**Task**
Print all of the data exactly.

**Input for this task**
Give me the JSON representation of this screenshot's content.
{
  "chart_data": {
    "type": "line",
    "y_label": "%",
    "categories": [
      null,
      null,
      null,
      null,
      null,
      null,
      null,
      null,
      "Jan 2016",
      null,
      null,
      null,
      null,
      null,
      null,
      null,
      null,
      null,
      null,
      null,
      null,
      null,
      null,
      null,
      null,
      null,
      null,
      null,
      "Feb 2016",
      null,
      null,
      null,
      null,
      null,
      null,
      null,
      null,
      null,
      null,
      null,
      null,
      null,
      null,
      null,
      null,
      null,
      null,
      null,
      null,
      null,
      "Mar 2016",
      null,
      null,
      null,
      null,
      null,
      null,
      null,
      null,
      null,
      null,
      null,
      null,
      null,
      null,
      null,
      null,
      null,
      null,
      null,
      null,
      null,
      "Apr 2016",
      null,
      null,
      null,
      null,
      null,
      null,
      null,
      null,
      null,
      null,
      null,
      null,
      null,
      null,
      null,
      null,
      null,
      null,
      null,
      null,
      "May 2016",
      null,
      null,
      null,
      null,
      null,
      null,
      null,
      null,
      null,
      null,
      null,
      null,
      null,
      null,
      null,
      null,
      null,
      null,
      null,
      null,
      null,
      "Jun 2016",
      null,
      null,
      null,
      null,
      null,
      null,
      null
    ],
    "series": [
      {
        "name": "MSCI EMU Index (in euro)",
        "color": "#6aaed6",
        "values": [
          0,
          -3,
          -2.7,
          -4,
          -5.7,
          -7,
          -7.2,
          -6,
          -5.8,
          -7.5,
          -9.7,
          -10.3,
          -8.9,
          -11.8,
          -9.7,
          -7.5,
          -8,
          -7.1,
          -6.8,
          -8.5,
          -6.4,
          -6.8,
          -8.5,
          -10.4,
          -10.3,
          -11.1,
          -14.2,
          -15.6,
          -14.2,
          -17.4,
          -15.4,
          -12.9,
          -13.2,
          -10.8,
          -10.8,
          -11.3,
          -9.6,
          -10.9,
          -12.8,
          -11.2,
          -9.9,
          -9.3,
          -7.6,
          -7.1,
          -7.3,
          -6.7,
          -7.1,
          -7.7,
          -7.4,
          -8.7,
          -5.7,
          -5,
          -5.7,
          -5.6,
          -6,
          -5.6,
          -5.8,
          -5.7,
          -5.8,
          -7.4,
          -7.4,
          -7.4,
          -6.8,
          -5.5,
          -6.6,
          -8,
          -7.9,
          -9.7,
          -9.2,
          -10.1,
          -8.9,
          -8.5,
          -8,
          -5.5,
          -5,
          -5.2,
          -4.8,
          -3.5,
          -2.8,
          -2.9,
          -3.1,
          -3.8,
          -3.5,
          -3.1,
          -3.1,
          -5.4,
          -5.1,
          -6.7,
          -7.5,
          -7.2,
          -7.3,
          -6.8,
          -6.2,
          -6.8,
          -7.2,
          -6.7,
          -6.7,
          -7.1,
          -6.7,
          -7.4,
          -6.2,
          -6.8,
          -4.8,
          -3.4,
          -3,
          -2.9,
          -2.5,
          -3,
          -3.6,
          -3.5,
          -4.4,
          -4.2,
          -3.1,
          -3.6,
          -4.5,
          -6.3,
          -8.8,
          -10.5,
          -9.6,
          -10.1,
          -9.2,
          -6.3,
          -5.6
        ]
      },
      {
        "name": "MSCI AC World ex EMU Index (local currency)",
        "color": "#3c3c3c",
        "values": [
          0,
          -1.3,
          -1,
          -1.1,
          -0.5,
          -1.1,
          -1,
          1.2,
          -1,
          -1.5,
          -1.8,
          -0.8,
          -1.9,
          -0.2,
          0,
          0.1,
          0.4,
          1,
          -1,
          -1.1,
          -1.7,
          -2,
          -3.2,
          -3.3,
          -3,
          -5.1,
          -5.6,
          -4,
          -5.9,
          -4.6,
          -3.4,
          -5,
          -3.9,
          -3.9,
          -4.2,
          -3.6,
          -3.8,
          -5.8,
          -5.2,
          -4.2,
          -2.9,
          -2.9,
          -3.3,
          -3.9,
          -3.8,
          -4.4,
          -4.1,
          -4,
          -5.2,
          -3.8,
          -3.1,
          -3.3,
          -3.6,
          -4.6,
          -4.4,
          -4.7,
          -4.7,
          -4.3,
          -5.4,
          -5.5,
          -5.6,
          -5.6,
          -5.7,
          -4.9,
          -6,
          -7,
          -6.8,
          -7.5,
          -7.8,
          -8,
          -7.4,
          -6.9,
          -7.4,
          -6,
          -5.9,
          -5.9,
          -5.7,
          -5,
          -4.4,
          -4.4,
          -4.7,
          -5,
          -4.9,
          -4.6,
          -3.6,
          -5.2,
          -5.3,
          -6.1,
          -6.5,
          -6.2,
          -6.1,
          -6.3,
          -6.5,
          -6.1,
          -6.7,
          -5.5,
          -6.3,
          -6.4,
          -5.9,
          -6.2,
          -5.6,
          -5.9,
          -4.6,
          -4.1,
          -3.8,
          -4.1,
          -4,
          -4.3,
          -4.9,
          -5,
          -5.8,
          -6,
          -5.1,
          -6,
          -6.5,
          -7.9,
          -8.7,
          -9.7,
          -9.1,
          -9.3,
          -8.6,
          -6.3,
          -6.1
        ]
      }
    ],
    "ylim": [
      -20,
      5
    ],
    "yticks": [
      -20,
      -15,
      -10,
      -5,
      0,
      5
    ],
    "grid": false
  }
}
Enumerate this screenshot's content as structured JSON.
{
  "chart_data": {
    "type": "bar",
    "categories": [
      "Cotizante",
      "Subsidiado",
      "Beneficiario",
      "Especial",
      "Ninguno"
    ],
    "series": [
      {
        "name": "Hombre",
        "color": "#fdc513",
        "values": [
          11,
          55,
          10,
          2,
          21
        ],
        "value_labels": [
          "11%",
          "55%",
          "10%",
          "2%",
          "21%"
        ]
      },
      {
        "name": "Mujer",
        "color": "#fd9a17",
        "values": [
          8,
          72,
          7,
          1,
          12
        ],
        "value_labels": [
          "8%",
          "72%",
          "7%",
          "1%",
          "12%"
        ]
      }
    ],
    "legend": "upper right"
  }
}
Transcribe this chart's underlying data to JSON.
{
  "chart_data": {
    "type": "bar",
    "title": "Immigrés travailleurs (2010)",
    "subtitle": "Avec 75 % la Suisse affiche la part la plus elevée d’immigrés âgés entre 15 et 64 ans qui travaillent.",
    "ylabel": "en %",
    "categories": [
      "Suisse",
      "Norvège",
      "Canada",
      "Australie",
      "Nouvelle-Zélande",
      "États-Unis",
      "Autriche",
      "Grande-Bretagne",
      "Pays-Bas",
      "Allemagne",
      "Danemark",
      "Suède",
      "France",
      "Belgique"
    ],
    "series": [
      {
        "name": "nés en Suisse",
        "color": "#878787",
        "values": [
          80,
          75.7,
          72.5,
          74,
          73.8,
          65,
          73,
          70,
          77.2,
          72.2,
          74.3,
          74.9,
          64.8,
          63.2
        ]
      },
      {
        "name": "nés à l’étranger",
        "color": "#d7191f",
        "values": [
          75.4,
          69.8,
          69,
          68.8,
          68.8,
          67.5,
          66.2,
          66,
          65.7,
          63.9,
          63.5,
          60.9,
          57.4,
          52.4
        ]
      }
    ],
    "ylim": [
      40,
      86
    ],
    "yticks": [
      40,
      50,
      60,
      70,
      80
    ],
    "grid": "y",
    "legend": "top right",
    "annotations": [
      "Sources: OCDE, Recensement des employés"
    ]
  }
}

**Written response**
Give me the JSON representation of this screenshot's content.
{
  "chart_data": {
    "type": "line",
    "y_label": "%",
    "categories": [
      null,
      null,
      null,
      null,
      null,
      null,
      null,
      null,
      "Jan 2016",
      null,
      null,
      null,
      null,
      null,
      null,
      null,
      null,
      null,
      null,
      null,
      null,
      null,
      null,
      null,
      null,
      null,
      null,
      null,
      "Feb 2016",
      null,
      null,
      null,
      null,
      null,
      null,
      null,
      null,
      null,
      null,
      null,
      null,
      null,
      null,
      null,
      null,
      null,
      null,
      null,
      null,
      null,
      "Mar 2016",
      null,
      null,
      null,
      null,
      null,
      null,
      null,
      null,
      null,
      null,
      null,
      null,
      null,
      null,
      null,
      null,
      null,
      null,
      null,
      null,
      null,
      "Apr 2016",
      null,
      null,
      null,
      null,
      null,
      null,
      null,
      null,
      null,
      null,
      null,
      null,
      null,
      null,
      null,
      null,
      null,
      null,
      null,
      null,
      "May 2016",
      null,
      null,
      null,
      null,
      null,
      null,
      null,
      null,
      null,
      null,
      null,
      null,
      null,
      null,
      null,
      null,
      null,
      null,
      null,
      null,
      null,
      "Jun 2016",
      null,
      null,
      null,
      null,
      null,
      null,
      null
    ],
    "series": [
      {
        "name": "MSCI EMU Index (in euro)",
        "color": "#6aaed6",
        "values": [
          0,
          -3,
          -2.7,
          -4,
          -5.7,
          -7,
          -7.2,
          -6,
          -5.8,
          -7.5,
          -9.7,
          -10.3,
          -8.9,
          -11.8,
          -9.7,
          -7.5,
          -8,
          -7.1,
          -6.8,
          -8.5,
          -6.4,
          -6.8,
          -8.5,
          -10.4,
          -10.3,
          -11.1,
          -14.2,
          -15.6,
          -14.2,
          -17.4,
          -15.4,
          -12.9,
          -13.2,
          -10.8,
          -10.8,
          -11.3,
          -9.6,
          -10.9,
          -12.8,
          -11.2,
          -9.9,
          -9.3,
          -7.6,
          -7.1,
          -7.3,
          -6.7,
          -7.1,
          -7.7,
          -7.4,
          -8.7,
          -5.7,
          -5,
          -5.7,
          -5.6,
          -6,
          -5.6,
          -5.8,
          -5.7,
          -5.8,
          -7.4,
          -7.4,
          -7.4,
          -6.8,
          -5.5,
          -6.6,
          -8,
          -7.9,
          -9.7,
          -9.2,
          -10.1,
          -8.9,
          -8.5,
          -8,
          -5.5,
          -5,
          -5.2,
          -4.8,
          -3.5,
          -2.8,
          -2.9,
          -3.1,
          -3.8,
          -3.5,
          -3.1,
          -3.1,
          -5.4,
          -5.1,
          -6.7,
          -7.5,
          -7.2,
          -7.3,
          -6.8,
          -6.2,
          -6.8,
          -7.2,
          -6.7,
          -6.7,
          -7.1,
          -6.7,
          -7.4,
          -6.2,
          -6.8,
          -4.8,
          -3.4,
          -3,
          -2.9,
          -2.5,
          -3,
          -3.6,
          -3.5,
          -4.4,
          -4.2,
          -3.1,
          -3.6,
          -4.5,
          -6.3,
          -8.8,
          -10.5,
          -9.6,
          -10.1,
          -9.2,
          -6.3,
          -5.6
        ]
      },
      {
        "name": "MSCI AC World ex EMU Index (local currency)",
        "color": "#3c3c3c",
        "values": [
          0,
          -1.3,
          -1,
          -1.1,
          -0.5,
          -1.1,
          -1,
          1.2,
          -1,
          -1.5,
          -1.8,
          -0.8,
          -1.9,
          -0.2,
          0,
          0.1,
          0.4,
          1,
          -1,
          -1.1,
          -1.7,
          -2,
          -3.2,
          -3.3,
          -3,
          -5.1,
          -5.6,
          -4,
          -5.9,
          -4.6,
          -3.4,
          -5,
          -3.9,
          -3.9,
          -4.2,
          -3.6,
          -3.8,
          -5.8,
          -5.2,
          -4.2,
          -2.9,
          -2.9,
          -3.3,
          -3.9,
          -3.8,
          -4.4,
          -4.1,
          -4,
          -5.2,
          -3.8,
          -3.1,
          -3.3,
          -3.6,
          -4.6,
          -4.4,
          -4.7,
          -4.7,
          -4.3,
          -5.4,
          -5.5,
          -5.6,
          -5.6,
          -5.7,
          -4.9,
          -6,
          -7,
          -6.8,
          -7.5,
          -7.8,
          -8,
          -7.4,
          -6.9,
          -7.4,
          -6,
          -5.9,
          -5.9,
          -5.7,
          -5,
          -4.4,
          -4.4,
          -4.7,
          -5,
          -4.9,
          -4.6,
          -3.6,
          -5.2,
          -5.3,
          -6.1,
          -6.5,
          -6.2,
          -6.1,
          -6.3,
          -6.5,
          -6.1,
          -6.7,
          -5.5,
          -6.3,
          -6.4,
          -5.9,
          -6.2,
          -5.6,
          -5.9,
          -4.6,
          -4.1,
          -3.8,
          -4.1,
          -4,
          -4.3,
          -4.9,
          -5,
          -5.8,
          -6,
          -5.1,
          -6,
          -6.5,
          -7.9,
          -8.7,
          -9.7,
          -9.1,
          -9.3,
          -8.6,
          -6.3,
          -6.1
        ]
      }
    ],
    "ylim": [
      -20,
      5
    ],
    "yticks": [
      -20,
      -15,
      -10,
      -5,
      0,
      5
    ],
    "grid": false
  }
}
Enumerate this screenshot's content as structured JSON.
{
  "chart_data": {
    "type": "bar",
    "categories": [
      "Cotizante",
      "Subsidiado",
      "Beneficiario",
      "Especial",
      "Ninguno"
    ],
    "series": [
      {
        "name": "Hombre",
        "color": "#fdc513",
        "values": [
          11,
          55,
          10,
          2,
          21
        ],
        "value_labels": [
          "11%",
          "55%",
          "10%",
          "2%",
          "21%"
        ]
      },
      {
        "name": "Mujer",
        "color": "#fd9a17",
        "values": [
          8,
          72,
          7,
          1,
          12
        ],
        "value_labels": [
          "8%",
          "72%",
          "7%",
          "1%",
          "12%"
        ]
      }
    ],
    "legend": "upper right"
  }
}
Transcribe this chart's underlying data to JSON.
{
  "chart_data": {
    "type": "bar",
    "title": "Immigrés travailleurs (2010)",
    "subtitle": "Avec 75 % la Suisse affiche la part la plus elevée d’immigrés âgés entre 15 et 64 ans qui travaillent.",
    "ylabel": "en %",
    "categories": [
      "Suisse",
      "Norvège",
      "Canada",
      "Australie",
      "Nouvelle-Zélande",
      "États-Unis",
      "Autriche",
      "Grande-Bretagne",
      "Pays-Bas",
      "Allemagne",
      "Danemark",
      "Suède",
      "France",
      "Belgique"
    ],
    "series": [
      {
        "name": "nés en Suisse",
        "color": "#878787",
        "values": [
          80,
          75.7,
          72.5,
          74,
          73.8,
          65,
          73,
          70,
          77.2,
          72.2,
          74.3,
          74.9,
          64.8,
          63.2
        ]
      },
      {
        "name": "nés à l’étranger",
        "color": "#d7191f",
        "values": [
          75.4,
          69.8,
          69,
          68.8,
          68.8,
          67.5,
          66.2,
          66,
          65.7,
          63.9,
          63.5,
          60.9,
          57.4,
          52.4
        ]
      }
    ],
    "ylim": [
      40,
      86
    ],
    "yticks": [
      40,
      50,
      60,
      70,
      80
    ],
    "grid": "y",
    "legend": "top right",
    "annotations": [
      "Sources: OCDE, Recensement des employés"
    ]
  }
}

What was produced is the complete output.